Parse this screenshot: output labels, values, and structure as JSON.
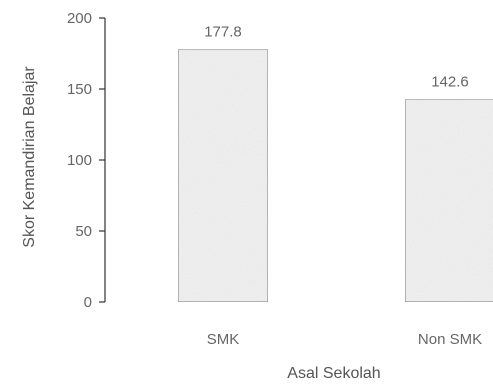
{
  "chart_data": {
    "type": "bar",
    "categories": [
      "SMK",
      "Non SMK"
    ],
    "values": [
      177.8,
      142.6
    ],
    "data_labels": [
      "177.8",
      "142.6"
    ],
    "xlabel": "Asal Sekolah",
    "ylabel": "Skor Kemandirian Belajar",
    "ylim": [
      0,
      200
    ],
    "yticks": [
      "0",
      "50",
      "100",
      "150",
      "200"
    ],
    "grid": false,
    "legend": "none",
    "colors": {
      "bar_fill": "#f1f1f1",
      "bar_stroke": "#7a7a7a",
      "axis": "#333333",
      "text": "#666666"
    }
  }
}
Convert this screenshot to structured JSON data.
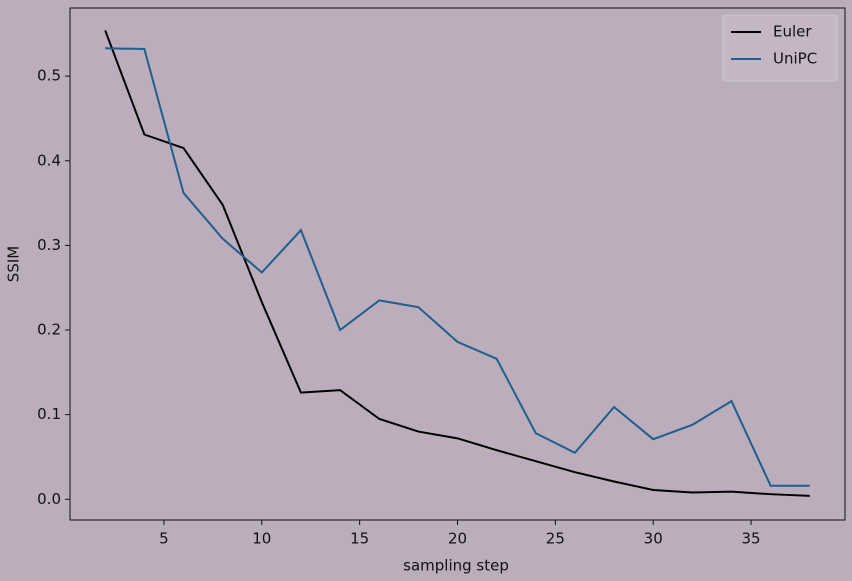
{
  "chart_data": {
    "type": "line",
    "xlabel": "sampling step",
    "ylabel": "SSIM",
    "x": [
      2,
      4,
      6,
      8,
      10,
      12,
      14,
      16,
      18,
      20,
      22,
      24,
      26,
      28,
      30,
      32,
      34,
      36,
      38
    ],
    "series": [
      {
        "name": "Euler",
        "color": "#000000",
        "values": [
          0.554,
          0.431,
          0.415,
          0.348,
          0.233,
          0.126,
          0.129,
          0.095,
          0.08,
          0.072,
          0.058,
          0.045,
          0.032,
          0.021,
          0.011,
          0.008,
          0.009,
          0.006,
          0.004
        ]
      },
      {
        "name": "UniPC",
        "color": "#1f5f8b",
        "values": [
          0.533,
          0.532,
          0.362,
          0.308,
          0.268,
          0.318,
          0.2,
          0.235,
          0.227,
          0.186,
          0.166,
          0.078,
          0.055,
          0.109,
          0.071,
          0.088,
          0.116,
          0.016,
          0.016
        ]
      }
    ],
    "xlim": [
      0.2,
      39.8
    ],
    "xticks": [
      5,
      10,
      15,
      20,
      25,
      30,
      35
    ],
    "ylim": [
      -0.0245,
      0.5805
    ],
    "yticks": [
      {
        "value": 0,
        "label": "0.0"
      },
      0.1,
      0.2,
      0.3,
      0.4,
      0.5
    ],
    "legend": "upper right",
    "grid": false
  }
}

- - - - - - -

Required task
Report each line in the data that holds the word "values".

Exercise result
Parse this screenshot: output labels, values, and structure as JSON.
    "values": [
        "values": [
        "values": [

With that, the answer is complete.